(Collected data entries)
==============================

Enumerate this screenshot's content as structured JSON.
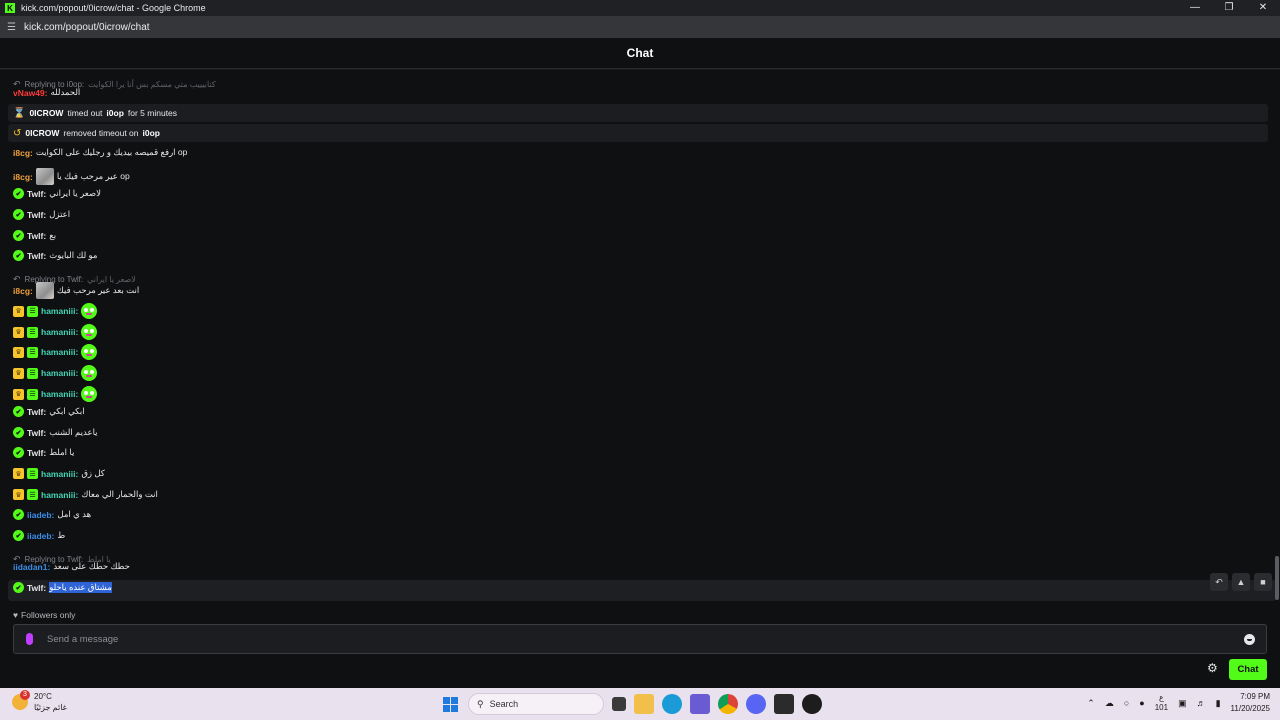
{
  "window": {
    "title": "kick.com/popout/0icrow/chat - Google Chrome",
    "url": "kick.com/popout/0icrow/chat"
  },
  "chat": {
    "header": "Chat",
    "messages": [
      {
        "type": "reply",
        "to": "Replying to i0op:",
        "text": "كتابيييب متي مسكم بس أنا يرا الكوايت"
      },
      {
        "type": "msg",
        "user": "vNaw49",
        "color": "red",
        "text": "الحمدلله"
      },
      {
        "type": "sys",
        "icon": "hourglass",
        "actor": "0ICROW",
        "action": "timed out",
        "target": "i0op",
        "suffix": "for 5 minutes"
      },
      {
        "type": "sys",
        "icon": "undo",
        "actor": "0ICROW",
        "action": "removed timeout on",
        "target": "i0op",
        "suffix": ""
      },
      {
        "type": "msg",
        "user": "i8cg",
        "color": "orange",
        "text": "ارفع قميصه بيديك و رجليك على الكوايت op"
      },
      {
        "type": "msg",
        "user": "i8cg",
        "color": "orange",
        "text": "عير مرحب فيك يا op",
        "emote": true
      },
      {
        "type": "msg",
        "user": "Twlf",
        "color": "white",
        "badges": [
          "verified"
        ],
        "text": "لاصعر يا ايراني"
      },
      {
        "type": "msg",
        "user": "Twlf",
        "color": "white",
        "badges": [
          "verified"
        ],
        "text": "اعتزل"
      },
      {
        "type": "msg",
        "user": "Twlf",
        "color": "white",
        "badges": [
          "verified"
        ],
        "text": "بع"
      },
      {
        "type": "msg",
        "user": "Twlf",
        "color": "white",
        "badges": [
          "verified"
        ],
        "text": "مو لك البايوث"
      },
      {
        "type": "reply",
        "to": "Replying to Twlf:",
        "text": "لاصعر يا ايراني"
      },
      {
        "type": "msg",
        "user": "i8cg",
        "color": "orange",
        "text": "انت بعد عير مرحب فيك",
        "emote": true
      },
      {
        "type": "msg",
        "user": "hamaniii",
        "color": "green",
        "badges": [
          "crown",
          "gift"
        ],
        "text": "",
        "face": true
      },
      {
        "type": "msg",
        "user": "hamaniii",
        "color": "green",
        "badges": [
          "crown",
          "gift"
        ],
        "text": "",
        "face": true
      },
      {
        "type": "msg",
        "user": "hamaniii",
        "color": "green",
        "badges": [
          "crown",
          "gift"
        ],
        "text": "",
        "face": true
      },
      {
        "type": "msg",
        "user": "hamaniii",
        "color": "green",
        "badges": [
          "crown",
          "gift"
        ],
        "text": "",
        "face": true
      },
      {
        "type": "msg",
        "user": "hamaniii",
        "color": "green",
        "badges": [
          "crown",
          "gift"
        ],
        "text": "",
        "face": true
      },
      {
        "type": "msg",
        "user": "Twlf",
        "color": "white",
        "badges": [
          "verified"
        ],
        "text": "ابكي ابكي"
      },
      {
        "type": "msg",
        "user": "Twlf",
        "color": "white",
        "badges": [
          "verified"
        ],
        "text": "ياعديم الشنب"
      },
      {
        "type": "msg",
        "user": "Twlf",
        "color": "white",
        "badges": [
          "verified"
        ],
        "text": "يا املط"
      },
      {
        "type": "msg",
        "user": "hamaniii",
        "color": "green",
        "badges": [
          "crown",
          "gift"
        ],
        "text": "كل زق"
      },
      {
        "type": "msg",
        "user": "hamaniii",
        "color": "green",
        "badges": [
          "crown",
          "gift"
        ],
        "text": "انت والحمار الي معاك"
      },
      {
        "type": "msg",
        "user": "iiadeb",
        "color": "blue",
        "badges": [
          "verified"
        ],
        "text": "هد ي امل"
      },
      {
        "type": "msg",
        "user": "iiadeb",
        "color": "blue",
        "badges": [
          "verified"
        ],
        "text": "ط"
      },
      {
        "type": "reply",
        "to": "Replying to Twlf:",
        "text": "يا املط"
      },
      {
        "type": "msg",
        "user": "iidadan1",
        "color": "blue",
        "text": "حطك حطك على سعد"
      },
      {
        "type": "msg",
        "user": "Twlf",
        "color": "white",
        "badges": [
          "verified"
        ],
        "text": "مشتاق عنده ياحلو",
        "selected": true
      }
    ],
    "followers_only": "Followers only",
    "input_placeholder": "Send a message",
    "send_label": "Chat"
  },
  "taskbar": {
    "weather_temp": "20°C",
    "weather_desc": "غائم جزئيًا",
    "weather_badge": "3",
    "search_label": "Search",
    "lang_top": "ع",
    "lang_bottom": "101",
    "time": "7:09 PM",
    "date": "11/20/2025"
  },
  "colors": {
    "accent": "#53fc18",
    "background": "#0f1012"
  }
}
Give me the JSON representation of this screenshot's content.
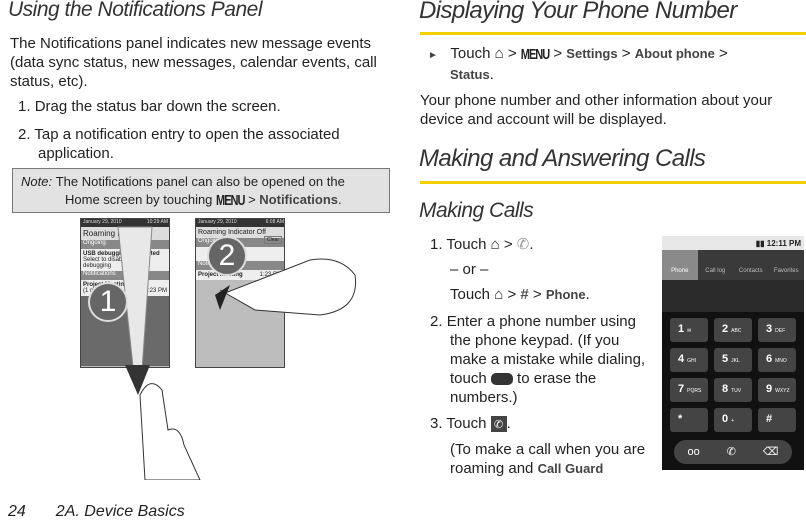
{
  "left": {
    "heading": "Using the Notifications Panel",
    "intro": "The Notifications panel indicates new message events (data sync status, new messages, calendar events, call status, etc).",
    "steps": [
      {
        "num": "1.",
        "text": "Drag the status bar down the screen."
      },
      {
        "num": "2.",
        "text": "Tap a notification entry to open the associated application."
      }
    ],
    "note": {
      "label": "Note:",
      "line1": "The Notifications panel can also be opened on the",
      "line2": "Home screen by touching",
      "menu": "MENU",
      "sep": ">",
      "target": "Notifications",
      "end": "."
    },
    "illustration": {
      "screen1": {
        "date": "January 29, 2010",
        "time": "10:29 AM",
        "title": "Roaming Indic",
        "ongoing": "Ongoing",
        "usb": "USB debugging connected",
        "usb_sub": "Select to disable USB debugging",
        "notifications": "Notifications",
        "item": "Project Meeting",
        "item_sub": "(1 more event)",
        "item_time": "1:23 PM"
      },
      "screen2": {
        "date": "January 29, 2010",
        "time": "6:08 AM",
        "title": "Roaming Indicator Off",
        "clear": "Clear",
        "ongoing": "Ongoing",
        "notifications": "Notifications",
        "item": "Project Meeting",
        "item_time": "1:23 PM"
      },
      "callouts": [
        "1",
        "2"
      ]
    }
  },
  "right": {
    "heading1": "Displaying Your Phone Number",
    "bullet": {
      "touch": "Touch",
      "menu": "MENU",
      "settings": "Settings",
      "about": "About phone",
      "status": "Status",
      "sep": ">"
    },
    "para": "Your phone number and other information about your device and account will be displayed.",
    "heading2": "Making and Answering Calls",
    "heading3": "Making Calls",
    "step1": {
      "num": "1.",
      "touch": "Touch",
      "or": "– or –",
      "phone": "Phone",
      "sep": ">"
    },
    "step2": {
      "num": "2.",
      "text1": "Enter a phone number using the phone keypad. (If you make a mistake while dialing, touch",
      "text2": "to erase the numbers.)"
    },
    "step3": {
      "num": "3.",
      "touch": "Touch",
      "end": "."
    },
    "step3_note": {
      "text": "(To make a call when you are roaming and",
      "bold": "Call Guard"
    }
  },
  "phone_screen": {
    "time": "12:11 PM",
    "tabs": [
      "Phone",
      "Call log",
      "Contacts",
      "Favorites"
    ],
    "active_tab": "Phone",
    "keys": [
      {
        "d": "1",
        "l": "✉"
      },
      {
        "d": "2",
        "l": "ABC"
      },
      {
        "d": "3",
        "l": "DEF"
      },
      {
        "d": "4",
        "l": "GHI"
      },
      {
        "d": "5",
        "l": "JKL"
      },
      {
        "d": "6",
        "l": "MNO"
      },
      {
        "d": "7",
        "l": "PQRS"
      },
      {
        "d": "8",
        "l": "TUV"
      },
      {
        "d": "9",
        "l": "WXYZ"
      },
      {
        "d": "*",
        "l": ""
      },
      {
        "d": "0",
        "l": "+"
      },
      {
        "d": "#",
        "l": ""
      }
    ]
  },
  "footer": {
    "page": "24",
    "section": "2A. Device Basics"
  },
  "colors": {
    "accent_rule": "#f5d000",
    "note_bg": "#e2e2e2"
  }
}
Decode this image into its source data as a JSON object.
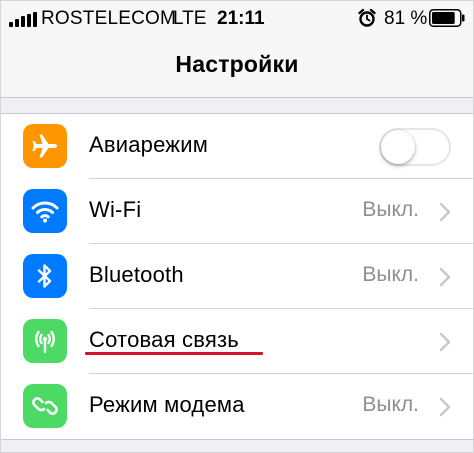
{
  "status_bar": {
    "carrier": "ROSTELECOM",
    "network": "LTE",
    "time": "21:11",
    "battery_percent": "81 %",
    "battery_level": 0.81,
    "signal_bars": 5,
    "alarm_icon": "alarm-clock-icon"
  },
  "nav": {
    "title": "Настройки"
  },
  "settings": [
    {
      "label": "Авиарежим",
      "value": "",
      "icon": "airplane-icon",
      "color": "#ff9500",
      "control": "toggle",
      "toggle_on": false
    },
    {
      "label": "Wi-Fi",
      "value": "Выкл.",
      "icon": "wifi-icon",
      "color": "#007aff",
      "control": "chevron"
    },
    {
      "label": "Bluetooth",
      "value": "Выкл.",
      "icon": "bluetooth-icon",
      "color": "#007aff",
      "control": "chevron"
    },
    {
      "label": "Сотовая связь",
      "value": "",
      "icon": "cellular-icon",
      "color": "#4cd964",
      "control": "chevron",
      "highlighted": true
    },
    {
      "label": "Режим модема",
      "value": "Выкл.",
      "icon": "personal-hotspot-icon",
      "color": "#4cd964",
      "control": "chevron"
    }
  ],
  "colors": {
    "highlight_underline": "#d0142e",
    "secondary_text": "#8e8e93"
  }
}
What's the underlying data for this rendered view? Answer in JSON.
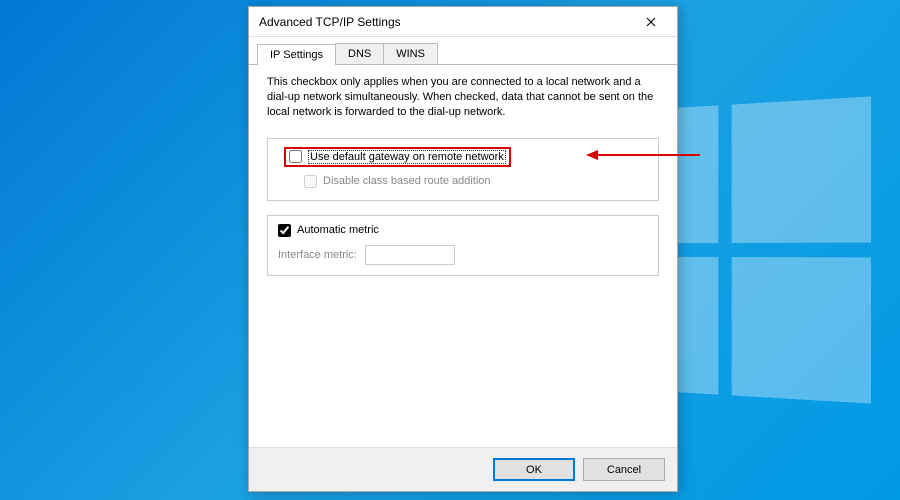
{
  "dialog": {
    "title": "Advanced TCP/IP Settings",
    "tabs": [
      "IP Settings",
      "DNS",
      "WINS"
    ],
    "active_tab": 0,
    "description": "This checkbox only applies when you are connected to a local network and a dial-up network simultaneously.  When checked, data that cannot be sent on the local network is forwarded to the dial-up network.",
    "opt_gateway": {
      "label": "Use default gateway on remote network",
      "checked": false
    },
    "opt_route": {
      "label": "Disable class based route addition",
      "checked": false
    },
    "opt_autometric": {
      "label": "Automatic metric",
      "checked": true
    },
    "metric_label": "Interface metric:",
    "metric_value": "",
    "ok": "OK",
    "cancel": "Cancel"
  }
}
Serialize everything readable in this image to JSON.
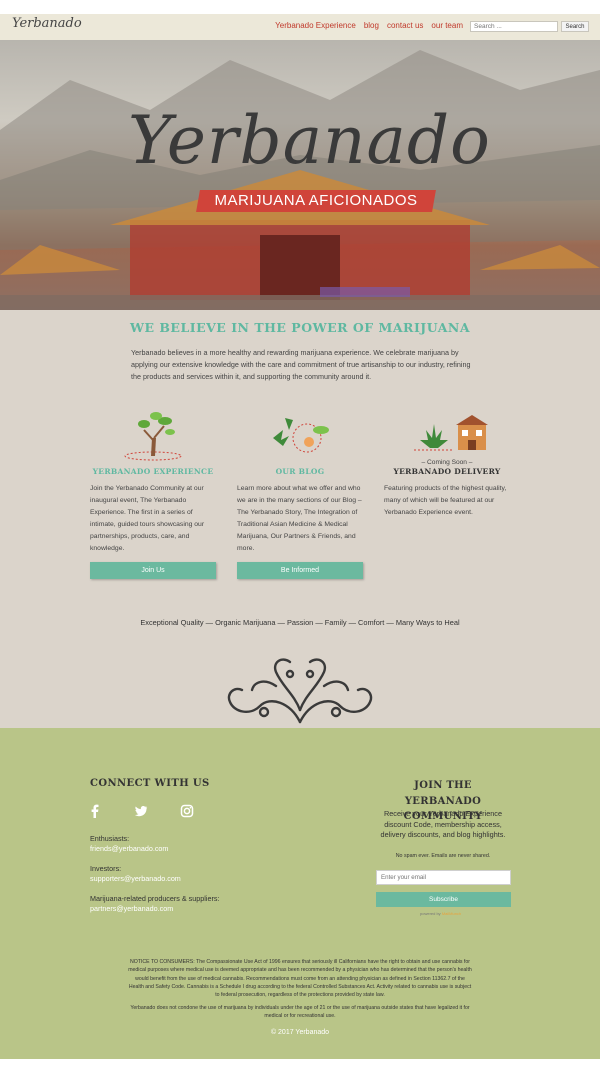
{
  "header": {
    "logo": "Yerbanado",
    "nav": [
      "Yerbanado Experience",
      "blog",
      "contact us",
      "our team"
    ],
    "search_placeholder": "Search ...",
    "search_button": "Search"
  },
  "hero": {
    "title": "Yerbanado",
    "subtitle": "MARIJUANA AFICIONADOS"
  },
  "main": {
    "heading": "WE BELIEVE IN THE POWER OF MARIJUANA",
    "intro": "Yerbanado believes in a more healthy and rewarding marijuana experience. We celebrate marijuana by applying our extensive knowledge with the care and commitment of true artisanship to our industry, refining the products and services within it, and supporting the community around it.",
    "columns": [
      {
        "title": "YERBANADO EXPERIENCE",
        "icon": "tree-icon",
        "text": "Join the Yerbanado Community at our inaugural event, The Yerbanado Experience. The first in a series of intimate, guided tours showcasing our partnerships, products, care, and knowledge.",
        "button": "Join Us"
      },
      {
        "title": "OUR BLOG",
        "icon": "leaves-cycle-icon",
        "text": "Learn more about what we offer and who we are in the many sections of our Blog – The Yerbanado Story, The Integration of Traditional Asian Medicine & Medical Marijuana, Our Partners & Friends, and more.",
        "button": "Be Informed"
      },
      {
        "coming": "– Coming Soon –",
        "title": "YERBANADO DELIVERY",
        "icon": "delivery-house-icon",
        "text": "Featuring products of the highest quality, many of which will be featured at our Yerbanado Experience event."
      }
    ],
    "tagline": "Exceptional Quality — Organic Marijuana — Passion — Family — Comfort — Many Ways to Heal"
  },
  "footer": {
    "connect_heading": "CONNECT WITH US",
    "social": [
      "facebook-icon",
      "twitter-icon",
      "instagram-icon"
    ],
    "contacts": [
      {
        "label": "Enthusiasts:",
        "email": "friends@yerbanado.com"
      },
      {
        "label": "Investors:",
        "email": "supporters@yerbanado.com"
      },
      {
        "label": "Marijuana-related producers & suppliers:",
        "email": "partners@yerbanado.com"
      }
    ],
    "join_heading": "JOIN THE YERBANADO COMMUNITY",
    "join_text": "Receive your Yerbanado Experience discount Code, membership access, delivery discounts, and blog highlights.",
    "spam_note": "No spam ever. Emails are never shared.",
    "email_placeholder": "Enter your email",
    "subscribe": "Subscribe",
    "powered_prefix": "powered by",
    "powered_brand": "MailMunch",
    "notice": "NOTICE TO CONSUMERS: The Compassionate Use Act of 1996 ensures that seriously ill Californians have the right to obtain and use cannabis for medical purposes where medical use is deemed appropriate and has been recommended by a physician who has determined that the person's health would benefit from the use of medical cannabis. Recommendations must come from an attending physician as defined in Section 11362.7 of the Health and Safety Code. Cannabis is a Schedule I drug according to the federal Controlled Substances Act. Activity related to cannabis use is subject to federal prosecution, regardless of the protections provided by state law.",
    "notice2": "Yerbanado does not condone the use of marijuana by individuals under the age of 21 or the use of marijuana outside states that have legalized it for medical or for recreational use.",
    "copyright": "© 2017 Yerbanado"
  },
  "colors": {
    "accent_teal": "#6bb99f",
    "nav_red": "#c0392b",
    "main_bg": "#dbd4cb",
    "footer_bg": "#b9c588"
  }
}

==============================

Check all the records above and select each line where the string "Enter" is found.

### RESPONSE FOR THIS EXERCISE
      "text1": "Enter a phone number using the phone keypad. (If you make a mistake while dialing, touch",
    "email_placeholder": "Enter your email",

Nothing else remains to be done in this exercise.